- [WHAT THE EXERCISE ASKS] Can you restate the records below word for word?

Dataset items
===============
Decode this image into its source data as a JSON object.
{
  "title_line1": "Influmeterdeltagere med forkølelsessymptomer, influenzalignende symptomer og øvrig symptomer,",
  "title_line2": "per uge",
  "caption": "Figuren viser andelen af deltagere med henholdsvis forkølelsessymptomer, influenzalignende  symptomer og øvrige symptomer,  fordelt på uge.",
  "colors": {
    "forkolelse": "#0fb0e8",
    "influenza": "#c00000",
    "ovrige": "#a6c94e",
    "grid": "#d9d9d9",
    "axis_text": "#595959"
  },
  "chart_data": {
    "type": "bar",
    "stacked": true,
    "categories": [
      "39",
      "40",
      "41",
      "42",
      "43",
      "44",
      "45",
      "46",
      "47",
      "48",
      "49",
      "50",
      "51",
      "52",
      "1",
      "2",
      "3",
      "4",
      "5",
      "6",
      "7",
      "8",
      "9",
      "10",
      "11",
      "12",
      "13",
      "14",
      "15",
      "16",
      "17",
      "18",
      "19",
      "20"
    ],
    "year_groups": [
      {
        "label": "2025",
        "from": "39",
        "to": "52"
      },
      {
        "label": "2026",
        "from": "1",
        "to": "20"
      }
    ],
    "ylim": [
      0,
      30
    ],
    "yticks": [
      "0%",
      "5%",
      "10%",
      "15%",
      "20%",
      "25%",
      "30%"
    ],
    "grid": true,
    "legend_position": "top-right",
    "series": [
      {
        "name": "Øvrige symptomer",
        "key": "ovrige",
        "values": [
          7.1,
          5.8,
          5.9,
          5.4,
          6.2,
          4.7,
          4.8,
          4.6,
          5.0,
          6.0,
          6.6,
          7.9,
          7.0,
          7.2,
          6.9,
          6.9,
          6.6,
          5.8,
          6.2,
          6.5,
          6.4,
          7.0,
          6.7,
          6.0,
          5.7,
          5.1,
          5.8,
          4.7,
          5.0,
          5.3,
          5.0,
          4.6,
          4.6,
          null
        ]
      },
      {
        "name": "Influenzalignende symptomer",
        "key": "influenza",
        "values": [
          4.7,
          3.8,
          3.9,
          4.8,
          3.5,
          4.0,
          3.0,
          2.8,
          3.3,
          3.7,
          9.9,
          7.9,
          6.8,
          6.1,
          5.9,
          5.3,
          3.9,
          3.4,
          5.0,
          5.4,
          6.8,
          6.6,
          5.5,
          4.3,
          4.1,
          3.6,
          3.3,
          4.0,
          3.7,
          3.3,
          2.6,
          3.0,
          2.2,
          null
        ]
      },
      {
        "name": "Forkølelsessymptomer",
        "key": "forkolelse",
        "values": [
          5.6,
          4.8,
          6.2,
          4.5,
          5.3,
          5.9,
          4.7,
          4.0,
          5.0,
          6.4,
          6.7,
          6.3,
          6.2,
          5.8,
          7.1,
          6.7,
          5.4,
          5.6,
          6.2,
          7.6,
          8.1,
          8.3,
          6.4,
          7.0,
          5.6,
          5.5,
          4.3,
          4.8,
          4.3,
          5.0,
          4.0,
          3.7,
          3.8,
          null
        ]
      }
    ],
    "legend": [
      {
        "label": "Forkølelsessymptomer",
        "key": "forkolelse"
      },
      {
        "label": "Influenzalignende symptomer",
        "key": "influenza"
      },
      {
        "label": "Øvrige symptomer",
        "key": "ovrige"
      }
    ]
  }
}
===============
- [WRITTEN RESPONSE]
Decode this image into its source data as a JSON object.
{
  "title_line1": "Influmeterdeltagere med forkølelsessymptomer, influenzalignende symptomer og øvrig symptomer,",
  "title_line2": "per uge",
  "caption": "Figuren viser andelen af deltagere med henholdsvis forkølelsessymptomer, influenzalignende  symptomer og øvrige symptomer,  fordelt på uge.",
  "colors": {
    "forkolelse": "#0fb0e8",
    "influenza": "#c00000",
    "ovrige": "#a6c94e",
    "grid": "#d9d9d9",
    "axis_text": "#595959"
  },
  "chart_data": {
    "type": "bar",
    "stacked": true,
    "categories": [
      "39",
      "40",
      "41",
      "42",
      "43",
      "44",
      "45",
      "46",
      "47",
      "48",
      "49",
      "50",
      "51",
      "52",
      "1",
      "2",
      "3",
      "4",
      "5",
      "6",
      "7",
      "8",
      "9",
      "10",
      "11",
      "12",
      "13",
      "14",
      "15",
      "16",
      "17",
      "18",
      "19",
      "20"
    ],
    "year_groups": [
      {
        "label": "2025",
        "from": "39",
        "to": "52"
      },
      {
        "label": "2026",
        "from": "1",
        "to": "20"
      }
    ],
    "ylim": [
      0,
      30
    ],
    "yticks": [
      "0%",
      "5%",
      "10%",
      "15%",
      "20%",
      "25%",
      "30%"
    ],
    "grid": true,
    "legend_position": "top-right",
    "series": [
      {
        "name": "Øvrige symptomer",
        "key": "ovrige",
        "values": [
          7.1,
          5.8,
          5.9,
          5.4,
          6.2,
          4.7,
          4.8,
          4.6,
          5.0,
          6.0,
          6.6,
          7.9,
          7.0,
          7.2,
          6.9,
          6.9,
          6.6,
          5.8,
          6.2,
          6.5,
          6.4,
          7.0,
          6.7,
          6.0,
          5.7,
          5.1,
          5.8,
          4.7,
          5.0,
          5.3,
          5.0,
          4.6,
          4.6,
          null
        ]
      },
      {
        "name": "Influenzalignende symptomer",
        "key": "influenza",
        "values": [
          4.7,
          3.8,
          3.9,
          4.8,
          3.5,
          4.0,
          3.0,
          2.8,
          3.3,
          3.7,
          9.9,
          7.9,
          6.8,
          6.1,
          5.9,
          5.3,
          3.9,
          3.4,
          5.0,
          5.4,
          6.8,
          6.6,
          5.5,
          4.3,
          4.1,
          3.6,
          3.3,
          4.0,
          3.7,
          3.3,
          2.6,
          3.0,
          2.2,
          null
        ]
      },
      {
        "name": "Forkølelsessymptomer",
        "key": "forkolelse",
        "values": [
          5.6,
          4.8,
          6.2,
          4.5,
          5.3,
          5.9,
          4.7,
          4.0,
          5.0,
          6.4,
          6.7,
          6.3,
          6.2,
          5.8,
          7.1,
          6.7,
          5.4,
          5.6,
          6.2,
          7.6,
          8.1,
          8.3,
          6.4,
          7.0,
          5.6,
          5.5,
          4.3,
          4.8,
          4.3,
          5.0,
          4.0,
          3.7,
          3.8,
          null
        ]
      }
    ],
    "legend": [
      {
        "label": "Forkølelsessymptomer",
        "key": "forkolelse"
      },
      {
        "label": "Influenzalignende symptomer",
        "key": "influenza"
      },
      {
        "label": "Øvrige symptomer",
        "key": "ovrige"
      }
    ]
  }
}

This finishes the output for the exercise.